Extracted records
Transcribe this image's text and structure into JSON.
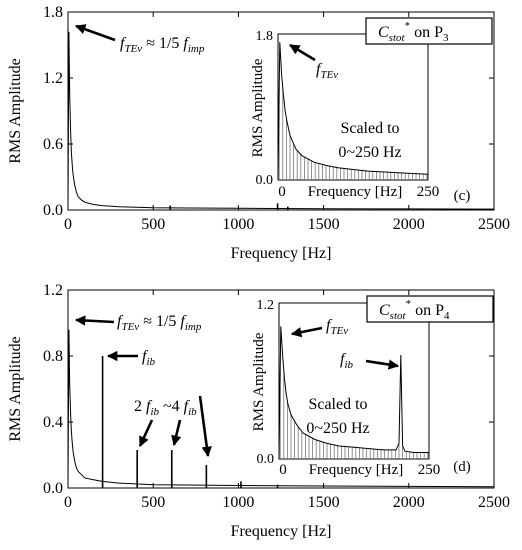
{
  "chart_data": [
    {
      "type": "line",
      "panel_label": "(c)",
      "xlabel": "Frequency [Hz]",
      "ylabel": "RMS Amplitude",
      "xlim": [
        0,
        2500
      ],
      "ylim": [
        0,
        1.8
      ],
      "xticks": [
        "0",
        "500",
        "1000",
        "1500",
        "2000",
        "2500"
      ],
      "yticks": [
        "0.0",
        "0.6",
        "1.2",
        "1.8"
      ],
      "grid": false,
      "series": [
        {
          "x": [
            0,
            5,
            10,
            15,
            20,
            25,
            30,
            40,
            50,
            60,
            80,
            100,
            150,
            200,
            300,
            400,
            500,
            700,
            1000,
            1500,
            2000,
            2500
          ],
          "values": [
            0.02,
            1.62,
            1.05,
            0.72,
            0.52,
            0.4,
            0.32,
            0.22,
            0.16,
            0.12,
            0.09,
            0.07,
            0.05,
            0.04,
            0.03,
            0.025,
            0.02,
            0.018,
            0.015,
            0.012,
            0.01,
            0.008
          ]
        }
      ],
      "peaks": [
        {
          "x": 600,
          "y": 0.04
        },
        {
          "x": 1230,
          "y": 0.06
        },
        {
          "x": 1290,
          "y": 0.03
        }
      ],
      "annotations": [
        {
          "text": "f",
          "sub": "TEv",
          "tail": " ≈ 1/5 ",
          "tail_f": "f",
          "tail_sub": "imp",
          "x": 20,
          "y": 1.65
        },
        {
          "label": "C",
          "label_sub": "stot",
          "label_sup": "*",
          "label_tail": " on P",
          "label_tail_sub": "3"
        }
      ],
      "inset": {
        "xlim": [
          0,
          250
        ],
        "ylim": [
          0,
          1.8
        ],
        "xtick_left": "0",
        "xtick_right": "250",
        "xlabel": "Frequency [Hz]",
        "ylabel": "RMS Amplitude",
        "yticks": [
          "0.0",
          "1.8"
        ],
        "note_line1": "Scaled to",
        "note_line2": "0~250 Hz",
        "annotation": {
          "text": "f",
          "sub": "TEv"
        },
        "x": [
          0,
          3,
          6,
          9,
          12,
          15,
          20,
          30,
          40,
          60,
          80,
          100,
          125,
          150,
          175,
          200,
          225,
          250
        ],
        "values": [
          0.02,
          1.7,
          1.3,
          1.05,
          0.85,
          0.72,
          0.55,
          0.38,
          0.3,
          0.22,
          0.18,
          0.15,
          0.13,
          0.11,
          0.1,
          0.09,
          0.08,
          0.07
        ]
      }
    },
    {
      "type": "line",
      "panel_label": "(d)",
      "xlabel": "Frequency [Hz]",
      "ylabel": "RMS Amplitude",
      "xlim": [
        0,
        2500
      ],
      "ylim": [
        0,
        1.2
      ],
      "xticks": [
        "0",
        "500",
        "1000",
        "1500",
        "2000",
        "2500"
      ],
      "yticks": [
        "0.0",
        "0.4",
        "0.8",
        "1.2"
      ],
      "grid": false,
      "series": [
        {
          "x": [
            0,
            5,
            10,
            15,
            20,
            25,
            30,
            40,
            50,
            60,
            80,
            100,
            150,
            200,
            300,
            400,
            500,
            700,
            1000,
            1500,
            2000,
            2500
          ],
          "values": [
            0.02,
            0.96,
            0.62,
            0.45,
            0.34,
            0.27,
            0.22,
            0.16,
            0.12,
            0.1,
            0.08,
            0.06,
            0.05,
            0.04,
            0.03,
            0.025,
            0.02,
            0.018,
            0.015,
            0.012,
            0.01,
            0.008
          ]
        }
      ],
      "peaks": [
        {
          "x": 203,
          "y": 0.8
        },
        {
          "x": 406,
          "y": 0.23
        },
        {
          "x": 609,
          "y": 0.23
        },
        {
          "x": 812,
          "y": 0.14
        },
        {
          "x": 1015,
          "y": 0.04
        },
        {
          "x": 1230,
          "y": 0.02
        }
      ],
      "annotations": [
        {
          "text": "f",
          "sub": "TEv",
          "tail": " ≈ 1/5 ",
          "tail_f": "f",
          "tail_sub": "imp",
          "x": 20,
          "y": 0.96
        },
        {
          "text": "f",
          "sub": "ib",
          "x": 203,
          "y": 0.8
        },
        {
          "text": "2 ",
          "f": "f",
          "sub": "ib",
          "tail": " ~4 ",
          "tail_f": "f",
          "tail_sub": "ib"
        },
        {
          "label": "C",
          "label_sub": "stot",
          "label_sup": "*",
          "label_tail": " on P",
          "label_tail_sub": "4"
        }
      ],
      "inset": {
        "xlim": [
          0,
          250
        ],
        "ylim": [
          0,
          1.2
        ],
        "xtick_left": "0",
        "xtick_right": "250",
        "xlabel": "Frequency [Hz]",
        "ylabel": "RMS Amplitude",
        "yticks": [
          "0.0",
          "1.2"
        ],
        "note_line1": "Scaled to",
        "note_line2": "0~250 Hz",
        "annotation": {
          "text": "f",
          "sub": "TEv"
        },
        "annotation2": {
          "text": "f",
          "sub": "ib"
        },
        "x": [
          0,
          3,
          6,
          9,
          12,
          15,
          20,
          30,
          40,
          60,
          80,
          100,
          125,
          150,
          175,
          195,
          200,
          203,
          206,
          210,
          225,
          250
        ],
        "values": [
          0.02,
          1.02,
          0.8,
          0.62,
          0.5,
          0.42,
          0.34,
          0.26,
          0.2,
          0.15,
          0.12,
          0.1,
          0.09,
          0.08,
          0.07,
          0.07,
          0.12,
          0.8,
          0.1,
          0.06,
          0.05,
          0.05
        ]
      }
    }
  ]
}
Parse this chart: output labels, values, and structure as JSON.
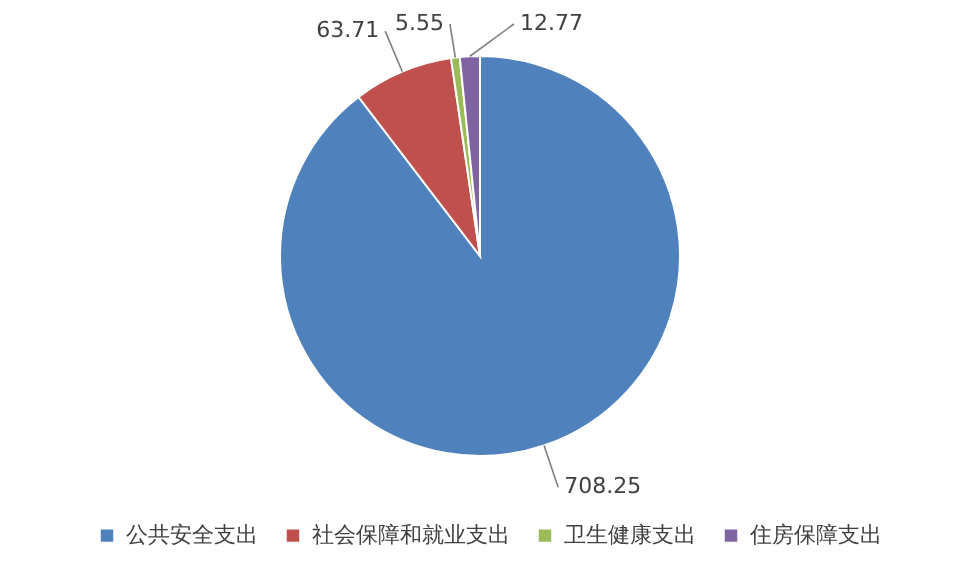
{
  "chart_data": {
    "type": "pie",
    "categories": [
      "公共安全支出",
      "社会保障和就业支出",
      "卫生健康支出",
      "住房保障支出"
    ],
    "values": [
      708.25,
      63.71,
      5.55,
      12.77
    ],
    "colors": [
      "#4f81bd",
      "#c0504d",
      "#9bbb59",
      "#8064a2"
    ],
    "data_labels": true,
    "legend": "bottom"
  }
}
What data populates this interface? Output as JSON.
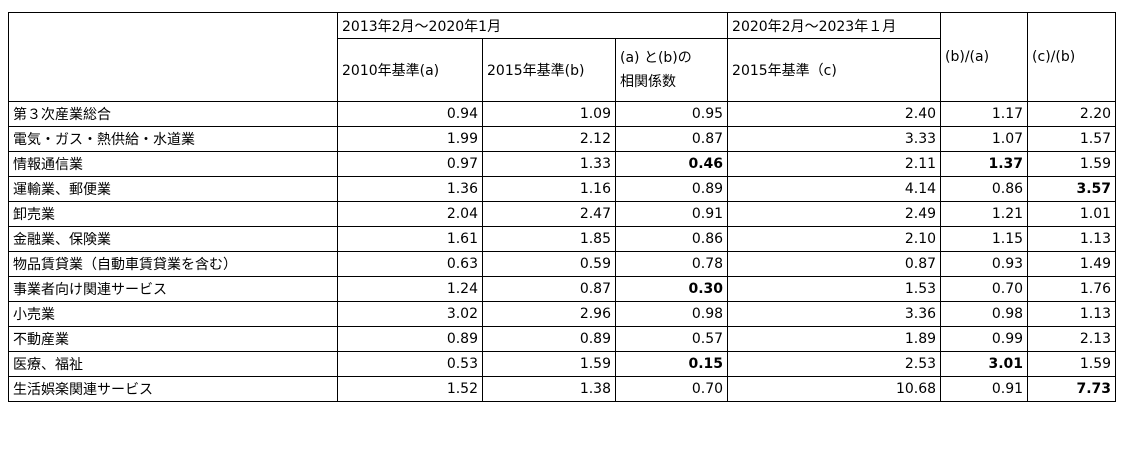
{
  "header": {
    "group1": "2013年2月～2020年1月",
    "group2": "2020年2月～2023年１月",
    "col_a": "2010年基準(a)",
    "col_b": "2015年基準(b)",
    "col_corr_line1": "(a) と(b)の",
    "col_corr_line2": "相関係数",
    "col_c": "2015年基準（c)",
    "col_ba": "(b)/(a)",
    "col_cb": "(c)/(b)"
  },
  "rows": [
    {
      "name": "第３次産業総合",
      "a": "0.94",
      "b": "1.09",
      "corr": "0.95",
      "c": "2.40",
      "ba": "1.17",
      "cb": "2.20"
    },
    {
      "name": "電気・ガス・熱供給・水道業",
      "a": "1.99",
      "b": "2.12",
      "corr": "0.87",
      "c": "3.33",
      "ba": "1.07",
      "cb": "1.57"
    },
    {
      "name": "情報通信業",
      "a": "0.97",
      "b": "1.33",
      "corr": "0.46",
      "c": "2.11",
      "ba": "1.37",
      "cb": "1.59"
    },
    {
      "name": "運輸業、郵便業",
      "a": "1.36",
      "b": "1.16",
      "corr": "0.89",
      "c": "4.14",
      "ba": "0.86",
      "cb": "3.57"
    },
    {
      "name": "卸売業",
      "a": "2.04",
      "b": "2.47",
      "corr": "0.91",
      "c": "2.49",
      "ba": "1.21",
      "cb": "1.01"
    },
    {
      "name": "金融業、保険業",
      "a": "1.61",
      "b": "1.85",
      "corr": "0.86",
      "c": "2.10",
      "ba": "1.15",
      "cb": "1.13"
    },
    {
      "name": "物品賃貸業（自動車賃貸業を含む）",
      "a": "0.63",
      "b": "0.59",
      "corr": "0.78",
      "c": "0.87",
      "ba": "0.93",
      "cb": "1.49"
    },
    {
      "name": "事業者向け関連サービス",
      "a": "1.24",
      "b": "0.87",
      "corr": "0.30",
      "c": "1.53",
      "ba": "0.70",
      "cb": "1.76"
    },
    {
      "name": "小売業",
      "a": "3.02",
      "b": "2.96",
      "corr": "0.98",
      "c": "3.36",
      "ba": "0.98",
      "cb": "1.13"
    },
    {
      "name": "不動産業",
      "a": "0.89",
      "b": "0.89",
      "corr": "0.57",
      "c": "1.89",
      "ba": "0.99",
      "cb": "2.13"
    },
    {
      "name": "医療、福祉",
      "a": "0.53",
      "b": "1.59",
      "corr": "0.15",
      "c": "2.53",
      "ba": "3.01",
      "cb": "1.59"
    },
    {
      "name": "生活娯楽関連サービス",
      "a": "1.52",
      "b": "1.38",
      "corr": "0.70",
      "c": "10.68",
      "ba": "0.91",
      "cb": "7.73"
    }
  ]
}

__Problem details__
Some lines of the data above may hold the word "JSON"; report how many do, and nothing else.

__Task response__
3